### Exercise
Search the data for the word "xlabel" and copy every line that contains it.

Start of Exercise materials

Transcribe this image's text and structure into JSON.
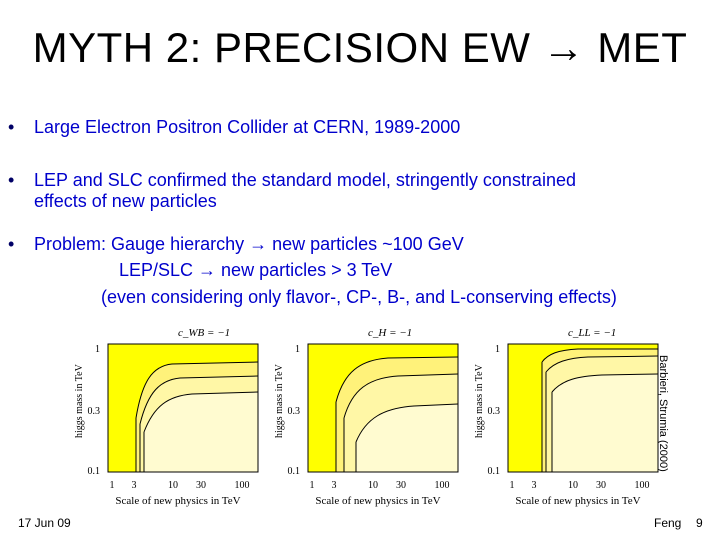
{
  "slide": {
    "title": "MYTH 2: PRECISION EW",
    "title_tail": "MET",
    "arrow_glyph": "→",
    "bullets": [
      {
        "lines": [
          "Large Electron Positron Collider at CERN, 1989-2000"
        ]
      },
      {
        "lines": [
          "LEP and SLC confirmed the standard model, stringently constrained",
          "effects of new particles"
        ]
      },
      {
        "lines": [
          "Problem: Gauge hierarchy → new particles ~100 GeV",
          "LEP/SLC → new particles > 3 TeV",
          "(even considering only flavor-, CP-, B-, and L-conserving effects)"
        ]
      }
    ],
    "plots": [
      {
        "label": "c_WB = −1"
      },
      {
        "label": "c_H = −1"
      },
      {
        "label": "c_LL = −1"
      }
    ],
    "axes": {
      "ylabel": "higgs mass in TeV",
      "xlabel": "Scale of new physics in TeV",
      "yticks": [
        "1",
        "0.3",
        "0.1"
      ],
      "xticks": [
        "1",
        "3",
        "10",
        "30",
        "100"
      ]
    },
    "credit": "Barbieri, Strumia (2000)",
    "footer": {
      "date": "17 Jun 09",
      "author": "Feng",
      "page": "9"
    },
    "colors": {
      "bullet_text": "#0000cc",
      "excluded": "#ffff00",
      "allowed": "#fffbd0"
    }
  }
}
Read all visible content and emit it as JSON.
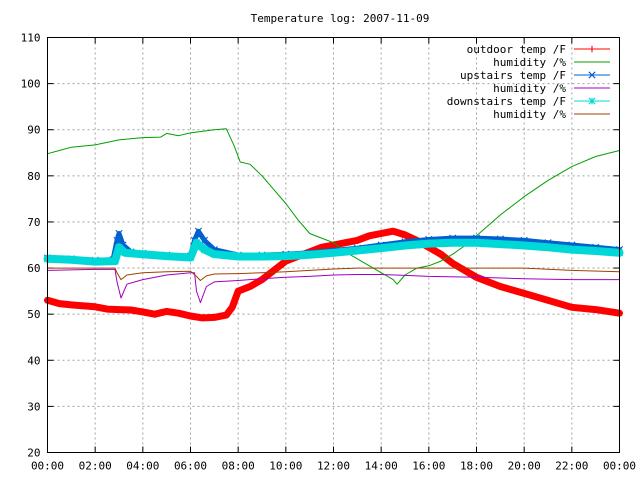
{
  "chart_data": {
    "type": "line",
    "title": "Temperature log: 2007-11-09",
    "xlabel": "",
    "ylabel": "",
    "x_unit": "time of day",
    "xlim": [
      "00:00",
      "24:00"
    ],
    "ylim": [
      20,
      110
    ],
    "grid": true,
    "legend_position": "top-right",
    "x_ticks": [
      "00:00",
      "02:00",
      "04:00",
      "06:00",
      "08:00",
      "10:00",
      "12:00",
      "14:00",
      "16:00",
      "18:00",
      "20:00",
      "22:00",
      "00:00"
    ],
    "y_ticks": [
      "20",
      "30",
      "40",
      "50",
      "60",
      "70",
      "80",
      "90",
      "100",
      "110"
    ],
    "series": [
      {
        "name": "outdoor temp /F",
        "color": "#ff0000",
        "marker": "plus",
        "points": [
          [
            "00:00",
            53
          ],
          [
            "00:30",
            52.3
          ],
          [
            "01:00",
            52
          ],
          [
            "02:00",
            51.6
          ],
          [
            "02:30",
            51.1
          ],
          [
            "03:00",
            51
          ],
          [
            "03:30",
            50.9
          ],
          [
            "04:00",
            50.5
          ],
          [
            "04:30",
            50
          ],
          [
            "05:00",
            50.6
          ],
          [
            "05:30",
            50.2
          ],
          [
            "06:00",
            49.6
          ],
          [
            "06:30",
            49.2
          ],
          [
            "07:00",
            49.3
          ],
          [
            "07:30",
            49.8
          ],
          [
            "07:45",
            51.5
          ],
          [
            "08:00",
            55
          ],
          [
            "08:30",
            56
          ],
          [
            "09:00",
            57.5
          ],
          [
            "09:30",
            59.5
          ],
          [
            "10:00",
            61.5
          ],
          [
            "10:30",
            62.5
          ],
          [
            "11:00",
            63.5
          ],
          [
            "11:30",
            64.5
          ],
          [
            "12:00",
            65
          ],
          [
            "12:30",
            65.5
          ],
          [
            "13:00",
            66
          ],
          [
            "13:30",
            67
          ],
          [
            "14:00",
            67.5
          ],
          [
            "14:30",
            68
          ],
          [
            "15:00",
            67.2
          ],
          [
            "15:30",
            66
          ],
          [
            "16:00",
            64.5
          ],
          [
            "16:30",
            63
          ],
          [
            "17:00",
            61
          ],
          [
            "18:00",
            58
          ],
          [
            "19:00",
            56
          ],
          [
            "20:00",
            54.5
          ],
          [
            "21:00",
            53
          ],
          [
            "22:00",
            51.5
          ],
          [
            "23:00",
            51
          ],
          [
            "24:00",
            50.2
          ]
        ]
      },
      {
        "name": "humidity /%",
        "color": "#00a000",
        "marker": "none",
        "points": [
          [
            "00:00",
            84.8
          ],
          [
            "00:30",
            85.5
          ],
          [
            "01:00",
            86.2
          ],
          [
            "02:00",
            86.7
          ],
          [
            "03:00",
            87.8
          ],
          [
            "04:00",
            88.3
          ],
          [
            "04:45",
            88.4
          ],
          [
            "05:00",
            89.2
          ],
          [
            "05:30",
            88.7
          ],
          [
            "06:00",
            89.3
          ],
          [
            "07:00",
            90
          ],
          [
            "07:30",
            90.2
          ],
          [
            "07:50",
            86.5
          ],
          [
            "08:05",
            83
          ],
          [
            "08:30",
            82.5
          ],
          [
            "09:00",
            80
          ],
          [
            "09:30",
            77
          ],
          [
            "10:00",
            74
          ],
          [
            "10:30",
            70.5
          ],
          [
            "11:00",
            67.5
          ],
          [
            "11:30",
            66.5
          ],
          [
            "12:00",
            65.5
          ],
          [
            "12:30",
            63.5
          ],
          [
            "13:00",
            62
          ],
          [
            "13:30",
            60.5
          ],
          [
            "14:00",
            59
          ],
          [
            "14:30",
            57.5
          ],
          [
            "14:40",
            56.5
          ],
          [
            "15:00",
            58.5
          ],
          [
            "15:30",
            60
          ],
          [
            "16:00",
            60.5
          ],
          [
            "16:30",
            61.5
          ],
          [
            "17:00",
            63
          ],
          [
            "17:30",
            64.8
          ],
          [
            "18:00",
            67
          ],
          [
            "19:00",
            71.5
          ],
          [
            "20:00",
            75.5
          ],
          [
            "21:00",
            79
          ],
          [
            "22:00",
            82
          ],
          [
            "23:00",
            84.2
          ],
          [
            "24:00",
            85.5
          ]
        ]
      },
      {
        "name": "upstairs temp /F",
        "color": "#0060d0",
        "marker": "cross",
        "points": [
          [
            "00:00",
            62.2
          ],
          [
            "01:00",
            62
          ],
          [
            "02:00",
            61.7
          ],
          [
            "02:45",
            61.8
          ],
          [
            "02:55",
            66
          ],
          [
            "03:00",
            67.5
          ],
          [
            "03:10",
            65
          ],
          [
            "03:30",
            63.5
          ],
          [
            "04:00",
            63.2
          ],
          [
            "05:00",
            62.8
          ],
          [
            "06:00",
            62.6
          ],
          [
            "06:10",
            66
          ],
          [
            "06:20",
            68
          ],
          [
            "06:35",
            66
          ],
          [
            "07:00",
            64
          ],
          [
            "08:00",
            62.8
          ],
          [
            "09:00",
            62.8
          ],
          [
            "10:00",
            63
          ],
          [
            "11:00",
            63.3
          ],
          [
            "12:00",
            63.8
          ],
          [
            "13:00",
            64.3
          ],
          [
            "14:00",
            65
          ],
          [
            "15:00",
            65.7
          ],
          [
            "16:00",
            66.2
          ],
          [
            "17:00",
            66.5
          ],
          [
            "18:00",
            66.5
          ],
          [
            "19:00",
            66.3
          ],
          [
            "20:00",
            66
          ],
          [
            "21:00",
            65.5
          ],
          [
            "22:00",
            65
          ],
          [
            "23:00",
            64.5
          ],
          [
            "24:00",
            64
          ]
        ]
      },
      {
        "name": "humidity /%",
        "color": "#a000c0",
        "marker": "none",
        "points": [
          [
            "00:00",
            59.5
          ],
          [
            "01:00",
            59.6
          ],
          [
            "02:00",
            59.7
          ],
          [
            "02:50",
            59.7
          ],
          [
            "02:55",
            57
          ],
          [
            "03:05",
            53.5
          ],
          [
            "03:20",
            56.5
          ],
          [
            "04:00",
            57.5
          ],
          [
            "05:00",
            58.5
          ],
          [
            "06:00",
            59
          ],
          [
            "06:10",
            59
          ],
          [
            "06:15",
            55
          ],
          [
            "06:25",
            52.5
          ],
          [
            "06:40",
            56
          ],
          [
            "07:00",
            57
          ],
          [
            "08:00",
            57.3
          ],
          [
            "09:00",
            57.7
          ],
          [
            "10:00",
            58
          ],
          [
            "11:00",
            58.2
          ],
          [
            "12:00",
            58.5
          ],
          [
            "13:00",
            58.6
          ],
          [
            "14:00",
            58.6
          ],
          [
            "15:00",
            58.4
          ],
          [
            "16:00",
            58.2
          ],
          [
            "18:00",
            58
          ],
          [
            "20:00",
            57.7
          ],
          [
            "22:00",
            57.5
          ],
          [
            "24:00",
            57.5
          ]
        ]
      },
      {
        "name": "downstairs temp /F",
        "color": "#00d8d8",
        "marker": "star",
        "points": [
          [
            "00:00",
            62
          ],
          [
            "01:00",
            61.8
          ],
          [
            "02:00",
            61.4
          ],
          [
            "02:50",
            61.5
          ],
          [
            "03:00",
            64.5
          ],
          [
            "03:15",
            63.3
          ],
          [
            "04:00",
            63
          ],
          [
            "05:00",
            62.6
          ],
          [
            "06:00",
            62.3
          ],
          [
            "06:15",
            65.5
          ],
          [
            "06:35",
            64
          ],
          [
            "07:00",
            63
          ],
          [
            "08:00",
            62.5
          ],
          [
            "09:00",
            62.5
          ],
          [
            "10:00",
            62.6
          ],
          [
            "11:00",
            62.9
          ],
          [
            "12:00",
            63.3
          ],
          [
            "13:00",
            63.8
          ],
          [
            "14:00",
            64.3
          ],
          [
            "15:00",
            64.9
          ],
          [
            "16:00",
            65.3
          ],
          [
            "17:00",
            65.5
          ],
          [
            "18:00",
            65.5
          ],
          [
            "19:00",
            65.2
          ],
          [
            "20:00",
            64.9
          ],
          [
            "21:00",
            64.5
          ],
          [
            "22:00",
            64
          ],
          [
            "23:00",
            63.7
          ],
          [
            "24:00",
            63.3
          ]
        ]
      },
      {
        "name": "humidity /%",
        "color": "#a04000",
        "marker": "none",
        "points": [
          [
            "00:00",
            60
          ],
          [
            "01:00",
            60
          ],
          [
            "02:00",
            60
          ],
          [
            "02:50",
            60
          ],
          [
            "02:55",
            59
          ],
          [
            "03:05",
            57.5
          ],
          [
            "03:20",
            58.5
          ],
          [
            "04:00",
            59
          ],
          [
            "05:00",
            59.2
          ],
          [
            "06:00",
            59.3
          ],
          [
            "06:15",
            58.2
          ],
          [
            "06:25",
            57.3
          ],
          [
            "06:40",
            58.3
          ],
          [
            "07:00",
            58.7
          ],
          [
            "08:00",
            58.8
          ],
          [
            "09:00",
            59
          ],
          [
            "10:00",
            59.2
          ],
          [
            "11:00",
            59.5
          ],
          [
            "12:00",
            59.8
          ],
          [
            "13:00",
            60
          ],
          [
            "14:00",
            60
          ],
          [
            "15:00",
            60
          ],
          [
            "16:00",
            60
          ],
          [
            "18:00",
            60
          ],
          [
            "20:00",
            60
          ],
          [
            "22:00",
            59.5
          ],
          [
            "24:00",
            59.2
          ]
        ]
      }
    ]
  }
}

End of Exercise materials

### Solution to this problem
      "xlabel": "Scale of new physics in TeV",
    "xlabel": "",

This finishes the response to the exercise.